• [Available records]

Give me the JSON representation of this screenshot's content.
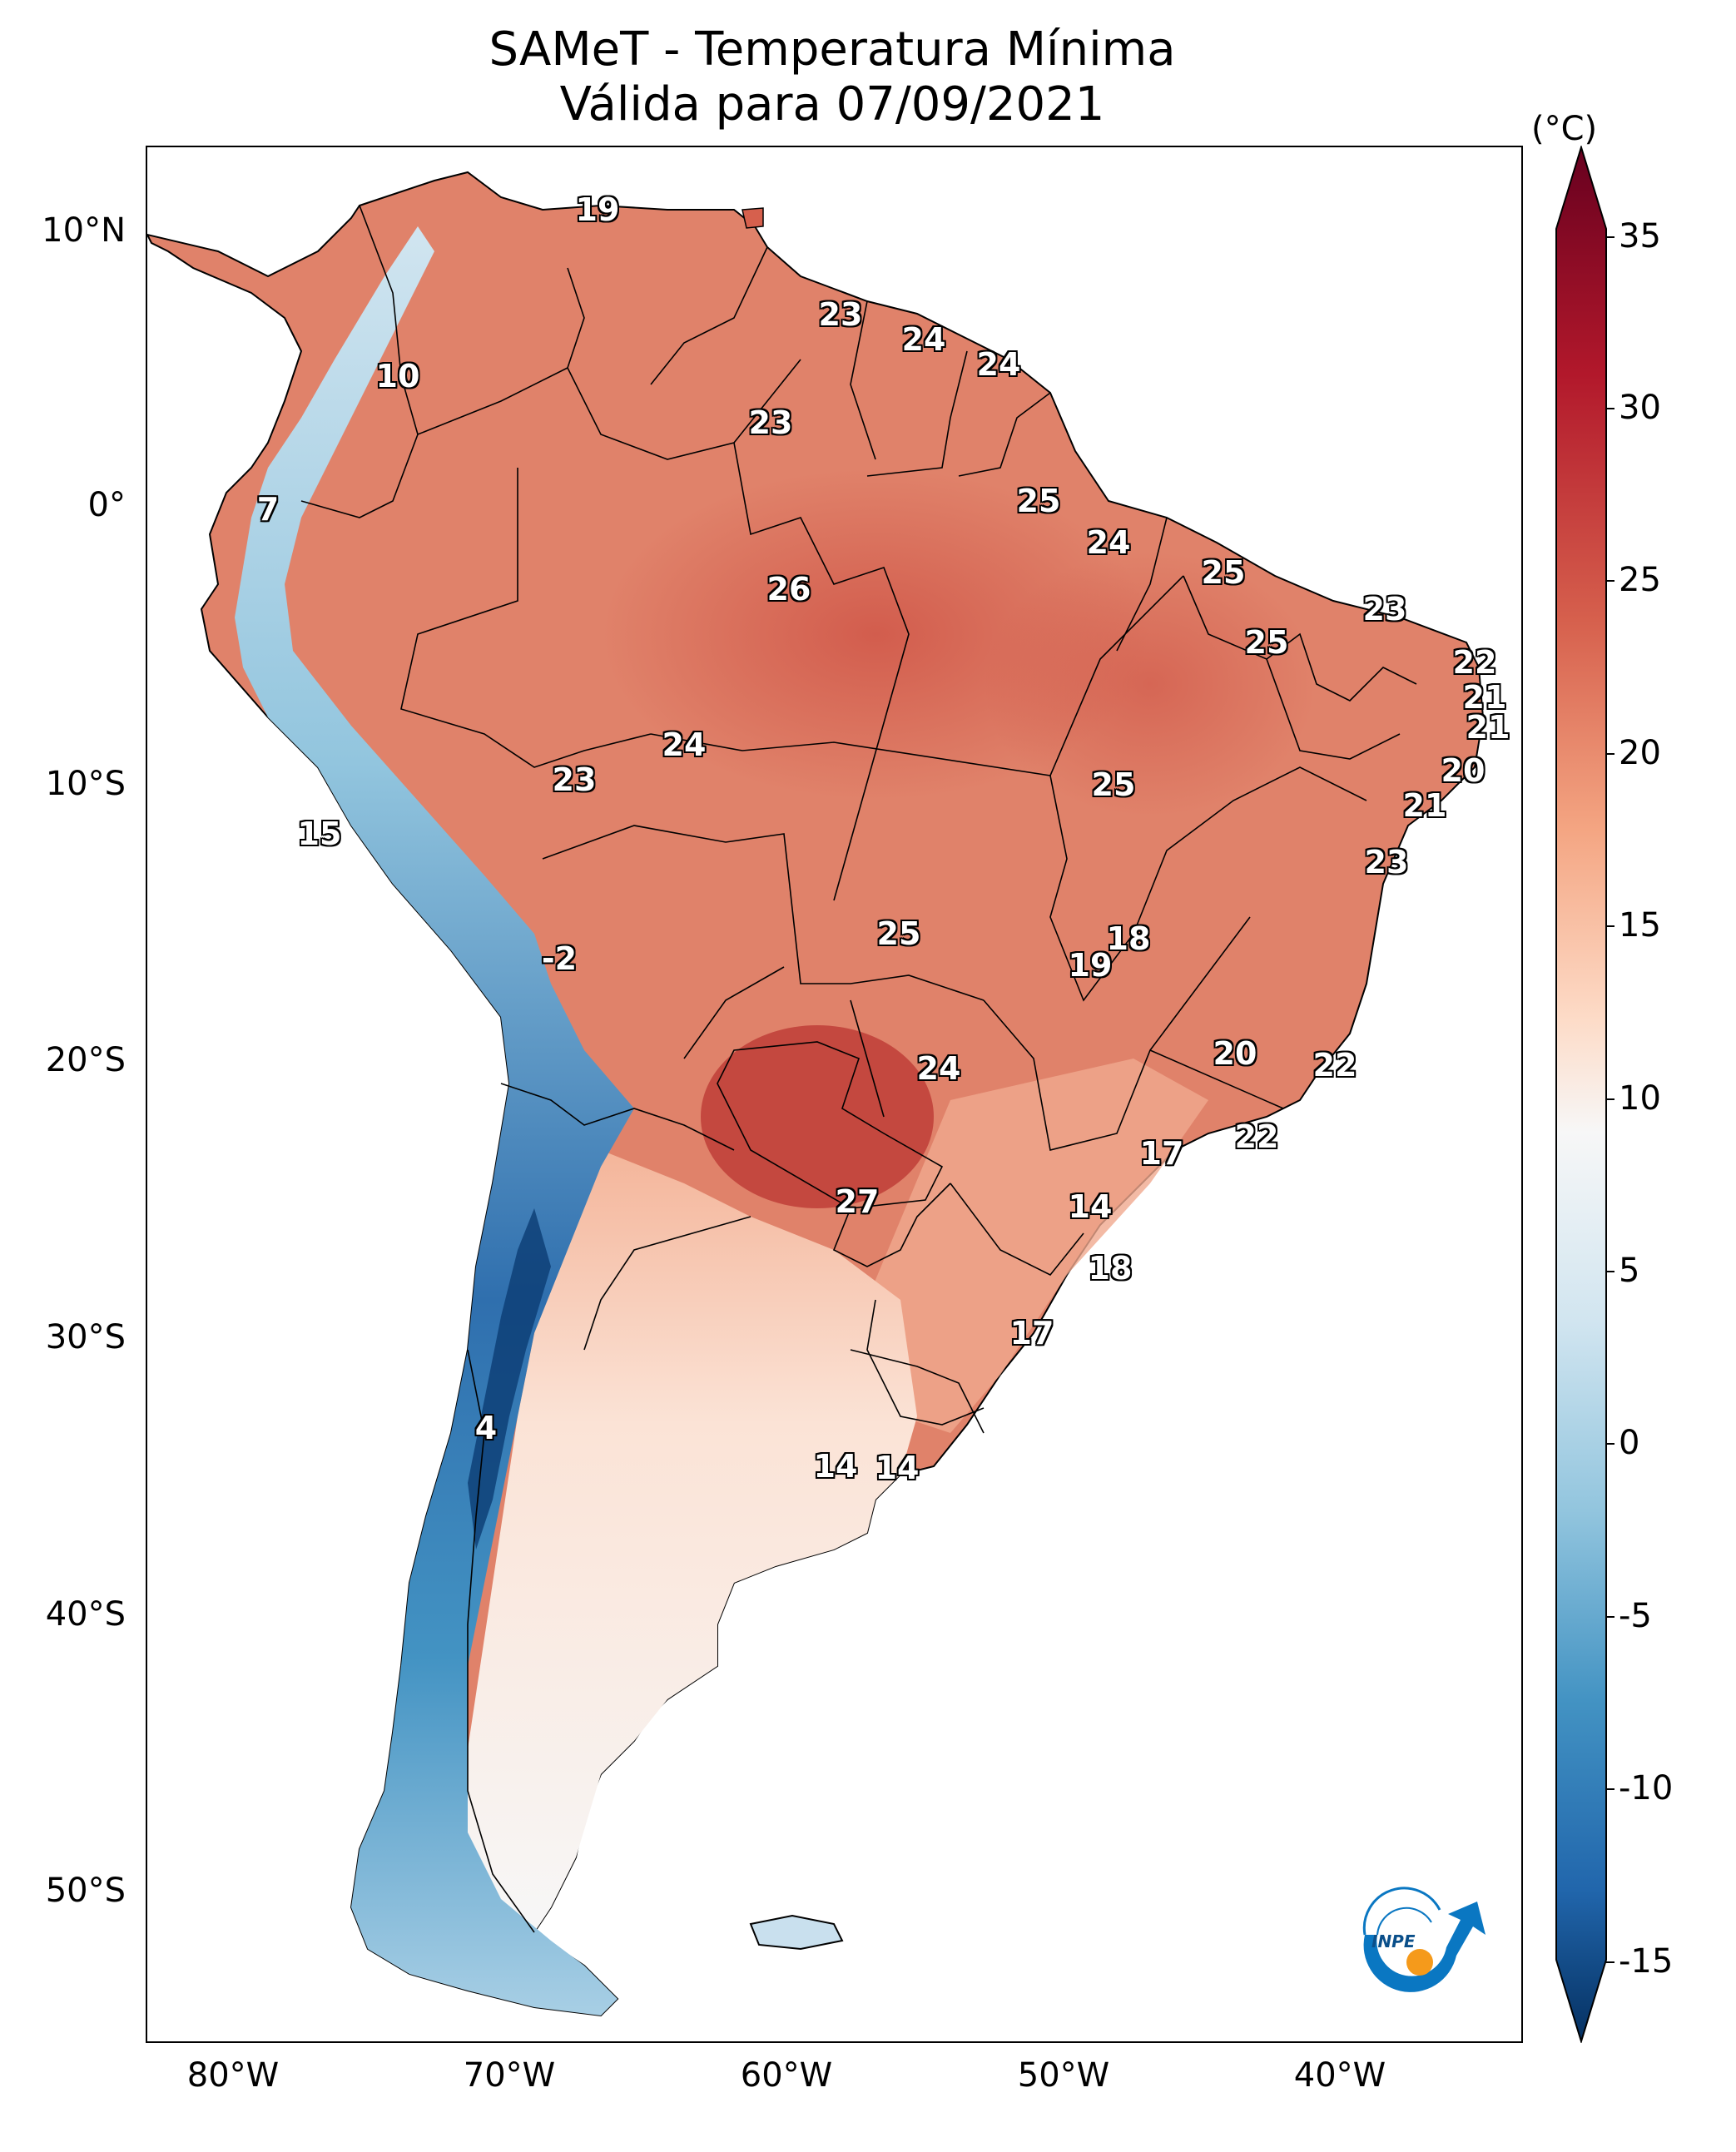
{
  "title": {
    "line1": "SAMeT - Temperatura Mínima",
    "line2": "Válida para 07/09/2021"
  },
  "axes": {
    "lat_labels": [
      "10°N",
      "0°",
      "10°S",
      "20°S",
      "30°S",
      "40°S",
      "50°S"
    ],
    "lon_labels": [
      "80°W",
      "70°W",
      "60°W",
      "50°W",
      "40°W"
    ]
  },
  "colorbar": {
    "unit": "(°C)",
    "ticks": [
      "35",
      "30",
      "25",
      "20",
      "15",
      "10",
      "5",
      "0",
      "-5",
      "-10",
      "-15"
    ],
    "colors": {
      "max": "#67001f",
      "warm": "#d6604d",
      "mild": "#f4a582",
      "neutral": "#f7f7f7",
      "cool": "#92c5de",
      "cold": "#4393c3",
      "min": "#053061"
    }
  },
  "labels": [
    {
      "v": "19"
    },
    {
      "v": "23"
    },
    {
      "v": "24"
    },
    {
      "v": "24"
    },
    {
      "v": "10"
    },
    {
      "v": "23"
    },
    {
      "v": "7"
    },
    {
      "v": "25"
    },
    {
      "v": "24"
    },
    {
      "v": "25"
    },
    {
      "v": "26"
    },
    {
      "v": "23"
    },
    {
      "v": "25"
    },
    {
      "v": "22"
    },
    {
      "v": "21"
    },
    {
      "v": "21"
    },
    {
      "v": "24"
    },
    {
      "v": "23"
    },
    {
      "v": "25"
    },
    {
      "v": "20"
    },
    {
      "v": "21"
    },
    {
      "v": "15"
    },
    {
      "v": "23"
    },
    {
      "v": "25"
    },
    {
      "v": "18"
    },
    {
      "v": "-2"
    },
    {
      "v": "19"
    },
    {
      "v": "20"
    },
    {
      "v": "22"
    },
    {
      "v": "24"
    },
    {
      "v": "22"
    },
    {
      "v": "17"
    },
    {
      "v": "27"
    },
    {
      "v": "14"
    },
    {
      "v": "18"
    },
    {
      "v": "17"
    },
    {
      "v": "4"
    },
    {
      "v": "14"
    },
    {
      "v": "14"
    }
  ],
  "logo": {
    "text": "INPE"
  }
}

• [Stated goal] Pictures are to be left out; all else in the entries above is to be quoted exactly.

• [Response]
Give me the JSON representation of this screenshot's content.
{
  "title": {
    "line1": "SAMeT - Temperatura Mínima",
    "line2": "Válida para 07/09/2021"
  },
  "axes": {
    "lat_labels": [
      "10°N",
      "0°",
      "10°S",
      "20°S",
      "30°S",
      "40°S",
      "50°S"
    ],
    "lon_labels": [
      "80°W",
      "70°W",
      "60°W",
      "50°W",
      "40°W"
    ]
  },
  "colorbar": {
    "unit": "(°C)",
    "ticks": [
      "35",
      "30",
      "25",
      "20",
      "15",
      "10",
      "5",
      "0",
      "-5",
      "-10",
      "-15"
    ],
    "colors": {
      "max": "#67001f",
      "warm": "#d6604d",
      "mild": "#f4a582",
      "neutral": "#f7f7f7",
      "cool": "#92c5de",
      "cold": "#4393c3",
      "min": "#053061"
    }
  },
  "labels": [
    {
      "v": "19"
    },
    {
      "v": "23"
    },
    {
      "v": "24"
    },
    {
      "v": "24"
    },
    {
      "v": "10"
    },
    {
      "v": "23"
    },
    {
      "v": "7"
    },
    {
      "v": "25"
    },
    {
      "v": "24"
    },
    {
      "v": "25"
    },
    {
      "v": "26"
    },
    {
      "v": "23"
    },
    {
      "v": "25"
    },
    {
      "v": "22"
    },
    {
      "v": "21"
    },
    {
      "v": "21"
    },
    {
      "v": "24"
    },
    {
      "v": "23"
    },
    {
      "v": "25"
    },
    {
      "v": "20"
    },
    {
      "v": "21"
    },
    {
      "v": "15"
    },
    {
      "v": "23"
    },
    {
      "v": "25"
    },
    {
      "v": "18"
    },
    {
      "v": "-2"
    },
    {
      "v": "19"
    },
    {
      "v": "20"
    },
    {
      "v": "22"
    },
    {
      "v": "24"
    },
    {
      "v": "22"
    },
    {
      "v": "17"
    },
    {
      "v": "27"
    },
    {
      "v": "14"
    },
    {
      "v": "18"
    },
    {
      "v": "17"
    },
    {
      "v": "4"
    },
    {
      "v": "14"
    },
    {
      "v": "14"
    }
  ],
  "logo": {
    "text": "INPE"
  }
}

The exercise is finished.